* Given instruction
Return the records in full, exactly as given.

* Records from a collection
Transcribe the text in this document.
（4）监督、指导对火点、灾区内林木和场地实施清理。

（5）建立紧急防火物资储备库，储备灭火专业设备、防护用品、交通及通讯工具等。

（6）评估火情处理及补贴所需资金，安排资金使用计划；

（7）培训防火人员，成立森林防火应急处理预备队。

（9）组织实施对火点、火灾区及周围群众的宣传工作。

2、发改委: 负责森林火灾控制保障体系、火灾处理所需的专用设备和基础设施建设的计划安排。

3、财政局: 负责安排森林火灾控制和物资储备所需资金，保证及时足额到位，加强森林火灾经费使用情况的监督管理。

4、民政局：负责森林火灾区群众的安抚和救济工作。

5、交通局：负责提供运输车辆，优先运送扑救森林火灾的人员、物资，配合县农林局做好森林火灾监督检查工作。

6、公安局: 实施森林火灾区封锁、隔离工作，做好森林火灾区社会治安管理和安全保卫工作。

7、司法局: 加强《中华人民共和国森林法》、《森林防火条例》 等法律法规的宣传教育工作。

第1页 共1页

* Solution to this task
Transcribe the text in this document.
（4）监督、指导对火点、灾区内林木和场地实施清理。

（5）建立紧急防火物资储备库，储备灭火专业设备、防护用品、交通及通讯工具等。

（6）评估火情处理及补贴所需资金，安排资金使用计划；

（7）培训防火人员，成立森林防火应急处理预备队。

（9）组织实施对火点、火灾区及周围群众的宣传工作。

2、发改委: 负责森林火灾控制保障体系、火灾处理所需的专用设备和基础设施建设的计划安排。

3、财政局: 负责安排森林火灾控制和物资储备所需资金，保证及时足额到位，加强森林火灾经费使用情况的监督管理。

4、民政局：负责森林火灾区群众的安抚和救济工作。

5、交通局：负责提供运输车辆，优先运送扑救森林火灾的人员、物资，配合县农林局做好森林火灾监督检查工作。

6、公安局: 实施森林火灾区封锁、隔离工作，做好森林火灾区社会治安管理和安全保卫工作。

7、司法局: 加强《中华人民共和国森林法》、《森林防火条例》 等法律法规的宣传教育工作。

第1页 共1页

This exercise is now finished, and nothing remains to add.